GIVEN INSTRUCTION => Produce an exact copy of all the records.

DATA FOR THIS EXERCISE =>
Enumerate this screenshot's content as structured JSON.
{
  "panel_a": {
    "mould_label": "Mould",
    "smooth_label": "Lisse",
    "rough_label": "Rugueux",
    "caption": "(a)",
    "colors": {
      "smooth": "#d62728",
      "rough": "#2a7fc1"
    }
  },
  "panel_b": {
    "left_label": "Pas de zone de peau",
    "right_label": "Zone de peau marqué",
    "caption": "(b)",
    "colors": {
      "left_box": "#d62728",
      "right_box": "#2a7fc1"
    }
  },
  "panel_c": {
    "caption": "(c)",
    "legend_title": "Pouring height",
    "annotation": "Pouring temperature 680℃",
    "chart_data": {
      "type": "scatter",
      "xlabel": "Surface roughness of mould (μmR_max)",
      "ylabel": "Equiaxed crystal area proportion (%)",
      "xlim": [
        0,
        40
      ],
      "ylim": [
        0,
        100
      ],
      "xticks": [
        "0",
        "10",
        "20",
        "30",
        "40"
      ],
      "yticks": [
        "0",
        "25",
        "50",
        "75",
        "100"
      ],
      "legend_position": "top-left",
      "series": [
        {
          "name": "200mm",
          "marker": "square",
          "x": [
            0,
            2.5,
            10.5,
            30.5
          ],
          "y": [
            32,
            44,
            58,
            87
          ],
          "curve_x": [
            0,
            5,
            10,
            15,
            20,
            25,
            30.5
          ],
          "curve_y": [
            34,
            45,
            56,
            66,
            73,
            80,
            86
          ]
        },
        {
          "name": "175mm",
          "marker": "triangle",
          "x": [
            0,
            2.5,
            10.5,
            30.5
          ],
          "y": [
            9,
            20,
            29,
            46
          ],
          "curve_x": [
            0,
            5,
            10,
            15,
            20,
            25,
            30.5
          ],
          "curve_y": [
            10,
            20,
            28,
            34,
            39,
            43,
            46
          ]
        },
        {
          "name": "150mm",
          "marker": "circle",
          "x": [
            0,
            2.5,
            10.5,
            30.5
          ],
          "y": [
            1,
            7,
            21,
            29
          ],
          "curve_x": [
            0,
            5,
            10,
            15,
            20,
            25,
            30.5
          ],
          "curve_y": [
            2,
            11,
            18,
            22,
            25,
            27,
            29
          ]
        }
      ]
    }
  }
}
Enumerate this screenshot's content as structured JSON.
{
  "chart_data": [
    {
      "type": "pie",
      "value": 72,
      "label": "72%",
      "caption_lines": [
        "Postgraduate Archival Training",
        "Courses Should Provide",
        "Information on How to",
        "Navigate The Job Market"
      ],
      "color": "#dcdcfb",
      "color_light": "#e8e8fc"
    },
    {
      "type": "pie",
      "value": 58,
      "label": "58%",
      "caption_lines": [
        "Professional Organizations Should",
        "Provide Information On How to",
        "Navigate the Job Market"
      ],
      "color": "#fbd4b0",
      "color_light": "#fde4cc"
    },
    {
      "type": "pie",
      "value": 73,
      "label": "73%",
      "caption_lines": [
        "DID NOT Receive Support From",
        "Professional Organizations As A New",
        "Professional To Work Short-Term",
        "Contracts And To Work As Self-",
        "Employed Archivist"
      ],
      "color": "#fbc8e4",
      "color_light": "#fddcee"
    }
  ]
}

SOLUTION TO THE EXERCISE =>
Enumerate this screenshot's content as structured JSON.
{
  "panel_a": {
    "mould_label": "Mould",
    "smooth_label": "Lisse",
    "rough_label": "Rugueux",
    "caption": "(a)",
    "colors": {
      "smooth": "#d62728",
      "rough": "#2a7fc1"
    }
  },
  "panel_b": {
    "left_label": "Pas de zone de peau",
    "right_label": "Zone de peau marqué",
    "caption": "(b)",
    "colors": {
      "left_box": "#d62728",
      "right_box": "#2a7fc1"
    }
  },
  "panel_c": {
    "caption": "(c)",
    "legend_title": "Pouring height",
    "annotation": "Pouring temperature 680℃",
    "chart_data": {
      "type": "scatter",
      "xlabel": "Surface roughness of mould (μmR_max)",
      "ylabel": "Equiaxed crystal area proportion (%)",
      "xlim": [
        0,
        40
      ],
      "ylim": [
        0,
        100
      ],
      "xticks": [
        "0",
        "10",
        "20",
        "30",
        "40"
      ],
      "yticks": [
        "0",
        "25",
        "50",
        "75",
        "100"
      ],
      "legend_position": "top-left",
      "series": [
        {
          "name": "200mm",
          "marker": "square",
          "x": [
            0,
            2.5,
            10.5,
            30.5
          ],
          "y": [
            32,
            44,
            58,
            87
          ],
          "curve_x": [
            0,
            5,
            10,
            15,
            20,
            25,
            30.5
          ],
          "curve_y": [
            34,
            45,
            56,
            66,
            73,
            80,
            86
          ]
        },
        {
          "name": "175mm",
          "marker": "triangle",
          "x": [
            0,
            2.5,
            10.5,
            30.5
          ],
          "y": [
            9,
            20,
            29,
            46
          ],
          "curve_x": [
            0,
            5,
            10,
            15,
            20,
            25,
            30.5
          ],
          "curve_y": [
            10,
            20,
            28,
            34,
            39,
            43,
            46
          ]
        },
        {
          "name": "150mm",
          "marker": "circle",
          "x": [
            0,
            2.5,
            10.5,
            30.5
          ],
          "y": [
            1,
            7,
            21,
            29
          ],
          "curve_x": [
            0,
            5,
            10,
            15,
            20,
            25,
            30.5
          ],
          "curve_y": [
            2,
            11,
            18,
            22,
            25,
            27,
            29
          ]
        }
      ]
    }
  }
}
Enumerate this screenshot's content as structured JSON.
{
  "chart_data": [
    {
      "type": "pie",
      "value": 72,
      "label": "72%",
      "caption_lines": [
        "Postgraduate Archival Training",
        "Courses Should Provide",
        "Information on How to",
        "Navigate The Job Market"
      ],
      "color": "#dcdcfb",
      "color_light": "#e8e8fc"
    },
    {
      "type": "pie",
      "value": 58,
      "label": "58%",
      "caption_lines": [
        "Professional Organizations Should",
        "Provide Information On How to",
        "Navigate the Job Market"
      ],
      "color": "#fbd4b0",
      "color_light": "#fde4cc"
    },
    {
      "type": "pie",
      "value": 73,
      "label": "73%",
      "caption_lines": [
        "DID NOT Receive Support From",
        "Professional Organizations As A New",
        "Professional To Work Short-Term",
        "Contracts And To Work As Self-",
        "Employed Archivist"
      ],
      "color": "#fbc8e4",
      "color_light": "#fddcee"
    }
  ]
}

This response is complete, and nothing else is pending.